Direction >>
Extract all data as written.

Source data >>
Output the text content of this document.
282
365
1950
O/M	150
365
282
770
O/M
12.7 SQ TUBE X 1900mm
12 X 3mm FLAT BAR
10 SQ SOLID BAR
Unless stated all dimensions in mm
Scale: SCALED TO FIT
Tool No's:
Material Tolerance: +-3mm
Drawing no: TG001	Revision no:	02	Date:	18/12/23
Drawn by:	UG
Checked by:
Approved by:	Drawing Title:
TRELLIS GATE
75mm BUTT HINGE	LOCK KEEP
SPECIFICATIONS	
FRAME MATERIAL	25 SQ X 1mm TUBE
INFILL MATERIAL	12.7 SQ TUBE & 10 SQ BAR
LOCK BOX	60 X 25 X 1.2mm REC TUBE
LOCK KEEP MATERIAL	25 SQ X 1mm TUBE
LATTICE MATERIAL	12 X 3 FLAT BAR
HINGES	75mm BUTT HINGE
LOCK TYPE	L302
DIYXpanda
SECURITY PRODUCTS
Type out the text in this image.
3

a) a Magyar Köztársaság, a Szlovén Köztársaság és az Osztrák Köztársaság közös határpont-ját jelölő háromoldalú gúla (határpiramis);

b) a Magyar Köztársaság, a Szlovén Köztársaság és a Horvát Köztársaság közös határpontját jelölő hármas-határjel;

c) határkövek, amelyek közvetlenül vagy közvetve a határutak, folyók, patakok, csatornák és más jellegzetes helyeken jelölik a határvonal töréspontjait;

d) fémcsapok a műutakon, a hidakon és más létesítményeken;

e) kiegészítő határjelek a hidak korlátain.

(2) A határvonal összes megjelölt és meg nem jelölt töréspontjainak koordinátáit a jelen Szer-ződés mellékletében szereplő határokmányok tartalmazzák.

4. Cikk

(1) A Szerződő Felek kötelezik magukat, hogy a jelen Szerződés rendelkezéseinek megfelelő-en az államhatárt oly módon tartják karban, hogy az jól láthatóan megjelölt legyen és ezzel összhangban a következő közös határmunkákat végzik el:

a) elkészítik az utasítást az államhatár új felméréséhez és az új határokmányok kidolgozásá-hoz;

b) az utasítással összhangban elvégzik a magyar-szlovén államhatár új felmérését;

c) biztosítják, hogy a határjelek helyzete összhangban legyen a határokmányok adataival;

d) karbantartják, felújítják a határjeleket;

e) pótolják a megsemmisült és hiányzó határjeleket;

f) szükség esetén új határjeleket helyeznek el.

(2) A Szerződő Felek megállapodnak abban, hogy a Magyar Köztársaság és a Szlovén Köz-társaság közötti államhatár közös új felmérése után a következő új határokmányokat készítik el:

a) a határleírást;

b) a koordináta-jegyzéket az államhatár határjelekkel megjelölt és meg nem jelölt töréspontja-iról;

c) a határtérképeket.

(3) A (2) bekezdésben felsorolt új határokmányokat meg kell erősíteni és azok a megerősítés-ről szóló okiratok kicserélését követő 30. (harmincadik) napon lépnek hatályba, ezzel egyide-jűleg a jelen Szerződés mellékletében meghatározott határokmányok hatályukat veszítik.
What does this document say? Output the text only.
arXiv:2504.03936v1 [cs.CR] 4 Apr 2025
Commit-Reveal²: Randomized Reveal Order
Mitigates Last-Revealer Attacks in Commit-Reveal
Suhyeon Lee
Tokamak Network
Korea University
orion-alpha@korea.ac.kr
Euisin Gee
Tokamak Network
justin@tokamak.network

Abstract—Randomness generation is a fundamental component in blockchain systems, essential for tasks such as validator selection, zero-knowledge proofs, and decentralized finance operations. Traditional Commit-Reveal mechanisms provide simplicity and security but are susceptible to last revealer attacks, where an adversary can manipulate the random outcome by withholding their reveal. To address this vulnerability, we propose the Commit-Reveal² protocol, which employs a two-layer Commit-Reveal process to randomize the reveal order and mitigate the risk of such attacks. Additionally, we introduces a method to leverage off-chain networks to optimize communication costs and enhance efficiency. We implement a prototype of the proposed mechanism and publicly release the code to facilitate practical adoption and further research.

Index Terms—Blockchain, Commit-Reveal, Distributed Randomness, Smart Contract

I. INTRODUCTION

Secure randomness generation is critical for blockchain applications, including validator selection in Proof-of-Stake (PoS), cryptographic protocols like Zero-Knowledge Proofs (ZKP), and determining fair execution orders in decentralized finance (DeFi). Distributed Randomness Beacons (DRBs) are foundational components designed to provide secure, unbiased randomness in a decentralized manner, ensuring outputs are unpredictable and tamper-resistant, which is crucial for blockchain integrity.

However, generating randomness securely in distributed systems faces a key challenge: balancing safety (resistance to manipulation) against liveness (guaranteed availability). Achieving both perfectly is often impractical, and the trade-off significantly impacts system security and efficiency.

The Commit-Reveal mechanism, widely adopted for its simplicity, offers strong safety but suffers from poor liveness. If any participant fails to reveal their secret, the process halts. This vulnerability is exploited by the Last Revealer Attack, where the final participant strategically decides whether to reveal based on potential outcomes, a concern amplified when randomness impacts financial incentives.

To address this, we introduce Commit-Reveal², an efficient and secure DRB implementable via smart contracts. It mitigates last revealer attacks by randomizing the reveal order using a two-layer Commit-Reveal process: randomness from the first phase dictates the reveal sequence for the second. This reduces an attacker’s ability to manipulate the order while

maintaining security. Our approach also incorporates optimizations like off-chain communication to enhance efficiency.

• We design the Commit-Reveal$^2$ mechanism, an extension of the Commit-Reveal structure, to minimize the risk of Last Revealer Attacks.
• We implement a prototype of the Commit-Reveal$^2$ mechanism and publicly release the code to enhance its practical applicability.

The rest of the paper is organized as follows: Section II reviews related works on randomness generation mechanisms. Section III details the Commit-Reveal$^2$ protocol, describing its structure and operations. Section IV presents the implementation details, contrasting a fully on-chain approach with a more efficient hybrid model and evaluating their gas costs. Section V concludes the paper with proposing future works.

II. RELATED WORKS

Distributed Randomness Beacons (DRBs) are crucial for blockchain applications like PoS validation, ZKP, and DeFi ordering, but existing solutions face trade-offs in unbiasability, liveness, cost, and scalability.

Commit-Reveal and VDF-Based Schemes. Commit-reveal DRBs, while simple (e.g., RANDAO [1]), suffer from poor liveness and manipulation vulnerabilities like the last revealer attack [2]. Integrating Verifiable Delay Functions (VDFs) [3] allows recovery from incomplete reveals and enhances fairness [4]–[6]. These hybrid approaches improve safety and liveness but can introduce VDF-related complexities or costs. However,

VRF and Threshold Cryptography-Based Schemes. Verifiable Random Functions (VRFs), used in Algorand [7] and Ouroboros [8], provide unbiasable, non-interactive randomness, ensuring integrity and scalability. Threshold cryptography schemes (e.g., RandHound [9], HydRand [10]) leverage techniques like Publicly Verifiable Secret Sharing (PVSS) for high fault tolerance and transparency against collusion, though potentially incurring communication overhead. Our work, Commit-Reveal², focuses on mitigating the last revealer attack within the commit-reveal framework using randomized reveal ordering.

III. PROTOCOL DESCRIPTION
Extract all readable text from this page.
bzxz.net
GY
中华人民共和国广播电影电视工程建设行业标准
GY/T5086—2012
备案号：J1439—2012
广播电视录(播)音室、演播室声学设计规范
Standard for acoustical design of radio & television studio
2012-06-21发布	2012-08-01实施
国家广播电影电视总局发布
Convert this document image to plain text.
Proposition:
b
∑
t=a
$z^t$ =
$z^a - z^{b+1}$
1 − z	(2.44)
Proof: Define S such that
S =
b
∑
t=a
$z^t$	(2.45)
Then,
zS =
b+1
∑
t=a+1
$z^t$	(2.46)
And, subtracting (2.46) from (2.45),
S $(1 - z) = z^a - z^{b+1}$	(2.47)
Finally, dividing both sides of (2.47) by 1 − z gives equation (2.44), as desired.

Answer to the problem >>
Output the text content of this document.
282
365
1950
O/M	150
365
282
770
O/M
12.7 SQ TUBE X 1900mm
12 X 3mm FLAT BAR
10 SQ SOLID BAR
Unless stated all dimensions in mm
Scale: SCALED TO FIT
Tool No's:
Material Tolerance: +-3mm
Drawing no: TG001	Revision no:	02	Date:	18/12/23
Drawn by:	UG
Checked by:
Approved by:	Drawing Title:
TRELLIS GATE
75mm BUTT HINGE	LOCK KEEP
SPECIFICATIONS	
FRAME MATERIAL	25 SQ X 1mm TUBE
INFILL MATERIAL	12.7 SQ TUBE & 10 SQ BAR
LOCK BOX	60 X 25 X 1.2mm REC TUBE
LOCK KEEP MATERIAL	25 SQ X 1mm TUBE
LATTICE MATERIAL	12 X 3 FLAT BAR
HINGES	75mm BUTT HINGE
LOCK TYPE	L302
DIYXpanda
SECURITY PRODUCTS
Type out the text in this image.
3

a) a Magyar Köztársaság, a Szlovén Köztársaság és az Osztrák Köztársaság közös határpont-ját jelölő háromoldalú gúla (határpiramis);

b) a Magyar Köztársaság, a Szlovén Köztársaság és a Horvát Köztársaság közös határpontját jelölő hármas-határjel;

c) határkövek, amelyek közvetlenül vagy közvetve a határutak, folyók, patakok, csatornák és más jellegzetes helyeken jelölik a határvonal töréspontjait;

d) fémcsapok a műutakon, a hidakon és más létesítményeken;

e) kiegészítő határjelek a hidak korlátain.

(2) A határvonal összes megjelölt és meg nem jelölt töréspontjainak koordinátáit a jelen Szer-ződés mellékletében szereplő határokmányok tartalmazzák.

4. Cikk

(1) A Szerződő Felek kötelezik magukat, hogy a jelen Szerződés rendelkezéseinek megfelelő-en az államhatárt oly módon tartják karban, hogy az jól láthatóan megjelölt legyen és ezzel összhangban a következő közös határmunkákat végzik el:

a) elkészítik az utasítást az államhatár új felméréséhez és az új határokmányok kidolgozásá-hoz;

b) az utasítással összhangban elvégzik a magyar-szlovén államhatár új felmérését;

c) biztosítják, hogy a határjelek helyzete összhangban legyen a határokmányok adataival;

d) karbantartják, felújítják a határjeleket;

e) pótolják a megsemmisült és hiányzó határjeleket;

f) szükség esetén új határjeleket helyeznek el.

(2) A Szerződő Felek megállapodnak abban, hogy a Magyar Köztársaság és a Szlovén Köz-társaság közötti államhatár közös új felmérése után a következő új határokmányokat készítik el:

a) a határleírást;

b) a koordináta-jegyzéket az államhatár határjelekkel megjelölt és meg nem jelölt töréspontja-iról;

c) a határtérképeket.

(3) A (2) bekezdésben felsorolt új határokmányokat meg kell erősíteni és azok a megerősítés-ről szóló okiratok kicserélését követő 30. (harmincadik) napon lépnek hatályba, ezzel egyide-jűleg a jelen Szerződés mellékletében meghatározott határokmányok hatályukat veszítik.
What does this document say? Output the text only.
arXiv:2504.03936v1 [cs.CR] 4 Apr 2025
Commit-Reveal²: Randomized Reveal Order
Mitigates Last-Revealer Attacks in Commit-Reveal
Suhyeon Lee
Tokamak Network
Korea University
orion-alpha@korea.ac.kr
Euisin Gee
Tokamak Network
justin@tokamak.network

Abstract—Randomness generation is a fundamental component in blockchain systems, essential for tasks such as validator selection, zero-knowledge proofs, and decentralized finance operations. Traditional Commit-Reveal mechanisms provide simplicity and security but are susceptible to last revealer attacks, where an adversary can manipulate the random outcome by withholding their reveal. To address this vulnerability, we propose the Commit-Reveal² protocol, which employs a two-layer Commit-Reveal process to randomize the reveal order and mitigate the risk of such attacks. Additionally, we introduces a method to leverage off-chain networks to optimize communication costs and enhance efficiency. We implement a prototype of the proposed mechanism and publicly release the code to facilitate practical adoption and further research.

Index Terms—Blockchain, Commit-Reveal, Distributed Randomness, Smart Contract

I. INTRODUCTION

Secure randomness generation is critical for blockchain applications, including validator selection in Proof-of-Stake (PoS), cryptographic protocols like Zero-Knowledge Proofs (ZKP), and determining fair execution orders in decentralized finance (DeFi). Distributed Randomness Beacons (DRBs) are foundational components designed to provide secure, unbiased randomness in a decentralized manner, ensuring outputs are unpredictable and tamper-resistant, which is crucial for blockchain integrity.

However, generating randomness securely in distributed systems faces a key challenge: balancing safety (resistance to manipulation) against liveness (guaranteed availability). Achieving both perfectly is often impractical, and the trade-off significantly impacts system security and efficiency.

The Commit-Reveal mechanism, widely adopted for its simplicity, offers strong safety but suffers from poor liveness. If any participant fails to reveal their secret, the process halts. This vulnerability is exploited by the Last Revealer Attack, where the final participant strategically decides whether to reveal based on potential outcomes, a concern amplified when randomness impacts financial incentives.

To address this, we introduce Commit-Reveal², an efficient and secure DRB implementable via smart contracts. It mitigates last revealer attacks by randomizing the reveal order using a two-layer Commit-Reveal process: randomness from the first phase dictates the reveal sequence for the second. This reduces an attacker’s ability to manipulate the order while

maintaining security. Our approach also incorporates optimizations like off-chain communication to enhance efficiency.

• We design the Commit-Reveal$^2$ mechanism, an extension of the Commit-Reveal structure, to minimize the risk of Last Revealer Attacks.
• We implement a prototype of the Commit-Reveal$^2$ mechanism and publicly release the code to enhance its practical applicability.

The rest of the paper is organized as follows: Section II reviews related works on randomness generation mechanisms. Section III details the Commit-Reveal$^2$ protocol, describing its structure and operations. Section IV presents the implementation details, contrasting a fully on-chain approach with a more efficient hybrid model and evaluating their gas costs. Section V concludes the paper with proposing future works.

II. RELATED WORKS

Distributed Randomness Beacons (DRBs) are crucial for blockchain applications like PoS validation, ZKP, and DeFi ordering, but existing solutions face trade-offs in unbiasability, liveness, cost, and scalability.

Commit-Reveal and VDF-Based Schemes. Commit-reveal DRBs, while simple (e.g., RANDAO [1]), suffer from poor liveness and manipulation vulnerabilities like the last revealer attack [2]. Integrating Verifiable Delay Functions (VDFs) [3] allows recovery from incomplete reveals and enhances fairness [4]–[6]. These hybrid approaches improve safety and liveness but can introduce VDF-related complexities or costs. However,

VRF and Threshold Cryptography-Based Schemes. Verifiable Random Functions (VRFs), used in Algorand [7] and Ouroboros [8], provide unbiasable, non-interactive randomness, ensuring integrity and scalability. Threshold cryptography schemes (e.g., RandHound [9], HydRand [10]) leverage techniques like Publicly Verifiable Secret Sharing (PVSS) for high fault tolerance and transparency against collusion, though potentially incurring communication overhead. Our work, Commit-Reveal², focuses on mitigating the last revealer attack within the commit-reveal framework using randomized reveal ordering.

III. PROTOCOL DESCRIPTION
Extract all readable text from this page.
bzxz.net
GY
中华人民共和国广播电影电视工程建设行业标准
GY/T5086—2012
备案号：J1439—2012
广播电视录(播)音室、演播室声学设计规范
Standard for acoustical design of radio & television studio
2012-06-21发布	2012-08-01实施
国家广播电影电视总局发布
Convert this document image to plain text.
Proposition:
b
∑
t=a
$z^t$ =
$z^a - z^{b+1}$
1 − z	(2.44)
Proof: Define S such that
S =
b
∑
t=a
$z^t$	(2.45)
Then,
zS =
b+1
∑
t=a+1
$z^t$	(2.46)
And, subtracting (2.46) from (2.45),
S $(1 - z) = z^a - z^{b+1}$	(2.47)
Finally, dividing both sides of (2.47) by 1 − z gives equation (2.44), as desired.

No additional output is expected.